* **JOB**: Give only the number of lines where "chef" occurs.

□ □ □ □ □ □ □

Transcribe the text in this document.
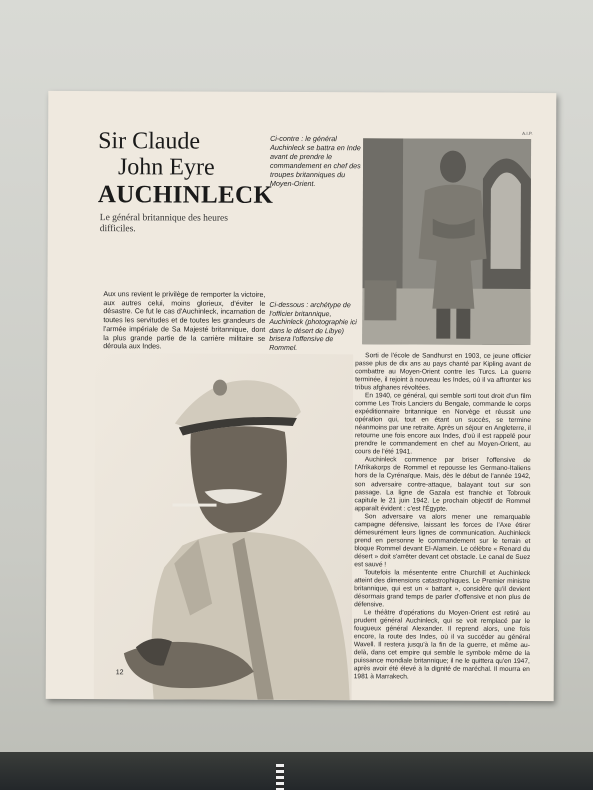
Sir Claude
John Eyre
AUCHINLECK
Le général britannique des heures difficiles.
Ci-contre : le général Auchinleck se battra en Inde avant de prendre le commandement en chef des troupes britanniques du Moyen-Orient.
A.I.P.
Ci-dessous : archétype de l'officier britannique, Auchinleck (photographie ici dans le désert de Libye) brisera l'offensive de Rommel.
Aux uns revient le privilège de remporter la victoire, aux autres celui, moins glorieux, d'éviter le désastre. Ce fut le cas d'Auchinleck, incarnation de toutes les servitudes et de toutes les grandeurs de l'armée impériale de Sa Majesté britannique, dont la plus grande partie de la carrière militaire se déroula aux Indes.

Sorti de l'école de Sandhurst en 1903, ce jeune officier passe plus de dix ans au pays chanté par Kipling avant de combattre au Moyen-Orient contre les Turcs. La guerre terminée, il rejoint à nouveau les Indes, où il va affronter les tribus afghanes révoltées.

En 1940, ce général, qui semble sorti tout droit d'un film comme Les Trois Lanciers du Bengale, commande le corps expéditionnaire britannique en Norvège et réussit une opération qui, tout en étant un succès, se termine néanmoins par une retraite. Après un séjour en Angleterre, il retourne une fois encore aux Indes, d'où il est rappelé pour prendre le commandement en chef au Moyen-Orient, au cours de l'été 1941.

Auchinleck commence par briser l'offensive de l'Afrikakorps de Rommel et repousse les Germano-Italiens hors de la Cyrénaïque. Mais, dès le début de l'année 1942, son adversaire contre-attaque, balayant tout sur son passage. La ligne de Gazala est franchie et Tobrouk capitule le 21 juin 1942. Le prochain objectif de Rommel apparaît évident : c'est l'Égypte.

Son adversaire va alors mener une remarquable campagne défensive, laissant les forces de l'Axe étirer démesurément leurs lignes de communication. Auchinleck prend en personne le commandement sur le terrain et bloque Rommel devant El-Alamein. Le célèbre « Renard du désert » doit s'arrêter devant cet obstacle. Le canal de Suez est sauvé !

Toutefois la mésentente entre Churchill et Auchinleck atteint des dimensions catastrophiques. Le Premier ministre britannique, qui est un « battant », considère qu'il devient désormais grand temps de parler d'offensive et non plus de défensive.

Le théâtre d'opérations du Moyen-Orient est retiré au prudent général Auchinleck, qui se voit remplacé par le fougueux général Alexander. Il reprend alors, une fois encore, la route des Indes, où il va succéder au général Wavell. Il restera jusqu'à la fin de la guerre, et même au-delà, dans cet empire qui semble le symbole même de la puissance mondiale britannique; il ne le quittera qu'en 1947, après avoir été élevé à la dignité de maréchal. Il mourra en 1981 à Marrakech.

12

□ □ □ □ □ □ □

* **SOLUTION FOR THIS TASK**: 2